_Exercise objective_
Leaving the pictures aside, transcribe every line below exactly.

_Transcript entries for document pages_
┏━━

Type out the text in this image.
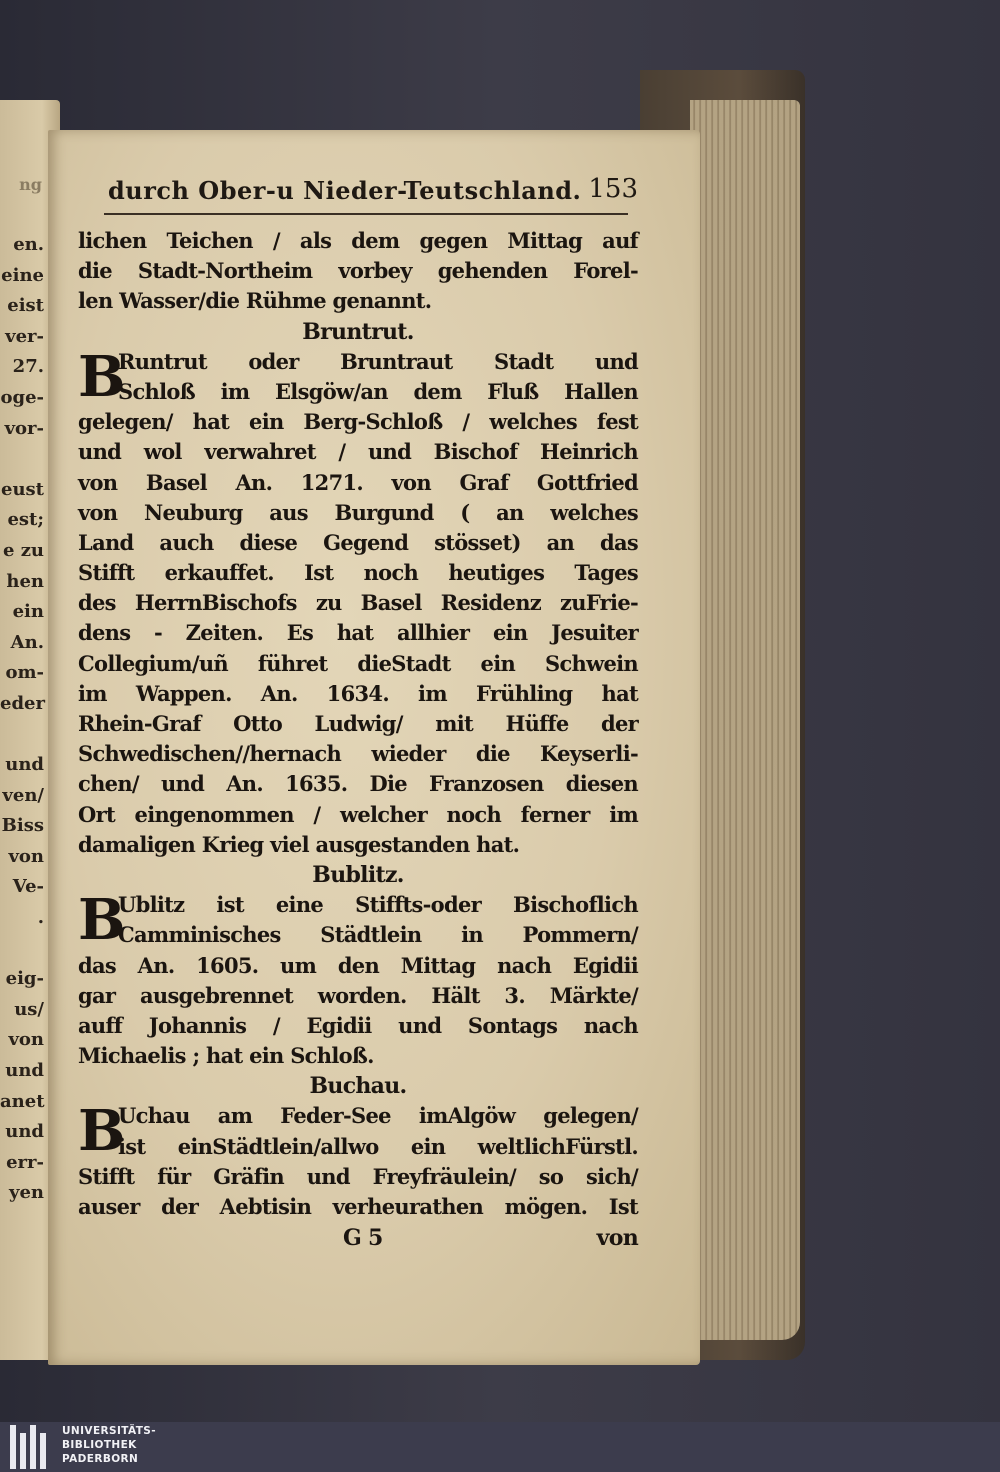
ng
en.
eine
eist
ver-
27.
oge-
vor-
eust
est;
e zu
hen
ein
An.
om-
eder
und
ven/
Biss
von
Ve-
.
eig-
us/
von
und
anet
und
err-
yen
durch Ober-u Nieder-Teutschland. 153
lichen Teichen / als dem gegen Mittag auf
die Stadt-Northeim vorbey gehenden Forel-
len Wasser/die Rühme genannt.
Bruntrut.
B
Runtrut oder Bruntraut Stadt und
Schloß im Elsgöw/an dem Fluß Hallen
gelegen/ hat ein Berg-Schloß / welches fest
und wol verwahret / und Bischof Heinrich
von Basel An. 1271. von Graf Gottfried
von Neuburg aus Burgund ( an welches
Land auch diese Gegend stösset) an das
Stifft erkauffet. Ist noch heutiges Tages
des HerrnBischofs zu Basel Residenz zuFrie-
dens - Zeiten. Es hat allhier ein Jesuiter
Collegium/uñ führet dieStadt ein Schwein
im Wappen. An. 1634. im Frühling hat
Rhein-Graf Otto Ludwig/ mit Hüffe der
Schwedischen//hernach wieder die Keyserli-
chen/ und An. 1635. Die Franzosen diesen
Ort eingenommen / welcher noch ferner im
damaligen Krieg viel ausgestanden hat.
Bublitz.
B
Ublitz ist eine Stiffts-oder Bischoflich
Camminisches Städtlein in Pommern/
das An. 1605. um den Mittag nach Egidii
gar ausgebrennet worden. Hält 3. Märkte/
auff Johannis / Egidii und Sontags nach
Michaelis ; hat ein Schloß.
Buchau.
B
Uchau am Feder-See imAlgöw gelegen/
ist einStädtlein/allwo ein weltlichFürstl.
Stifft für Gräfin und Freyfräulein/ so sich/
auser der Aebtisin verheurathen mögen. Ist
G 5	von
UNIVERSITÄTS-
BIBLIOTHEK
PADERBORN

┗━━

_Your response_
Type out the text in this image.
ng
en.
eine
eist
ver-
27.
oge-
vor-
eust
est;
e zu
hen
ein
An.
om-
eder
und
ven/
Biss
von
Ve-
.
eig-
us/
von
und
anet
und
err-
yen
durch Ober-u Nieder-Teutschland. 153
lichen Teichen / als dem gegen Mittag auf
die Stadt-Northeim vorbey gehenden Forel-
len Wasser/die Rühme genannt.
Bruntrut.
B
Runtrut oder Bruntraut Stadt und
Schloß im Elsgöw/an dem Fluß Hallen
gelegen/ hat ein Berg-Schloß / welches fest
und wol verwahret / und Bischof Heinrich
von Basel An. 1271. von Graf Gottfried
von Neuburg aus Burgund ( an welches
Land auch diese Gegend stösset) an das
Stifft erkauffet. Ist noch heutiges Tages
des HerrnBischofs zu Basel Residenz zuFrie-
dens - Zeiten. Es hat allhier ein Jesuiter
Collegium/uñ führet dieStadt ein Schwein
im Wappen. An. 1634. im Frühling hat
Rhein-Graf Otto Ludwig/ mit Hüffe der
Schwedischen//hernach wieder die Keyserli-
chen/ und An. 1635. Die Franzosen diesen
Ort eingenommen / welcher noch ferner im
damaligen Krieg viel ausgestanden hat.
Bublitz.
B
Ublitz ist eine Stiffts-oder Bischoflich
Camminisches Städtlein in Pommern/
das An. 1605. um den Mittag nach Egidii
gar ausgebrennet worden. Hält 3. Märkte/
auff Johannis / Egidii und Sontags nach
Michaelis ; hat ein Schloß.
Buchau.
B
Uchau am Feder-See imAlgöw gelegen/
ist einStädtlein/allwo ein weltlichFürstl.
Stifft für Gräfin und Freyfräulein/ so sich/
auser der Aebtisin verheurathen mögen. Ist
G 5	von
UNIVERSITÄTS-
BIBLIOTHEK
PADERBORN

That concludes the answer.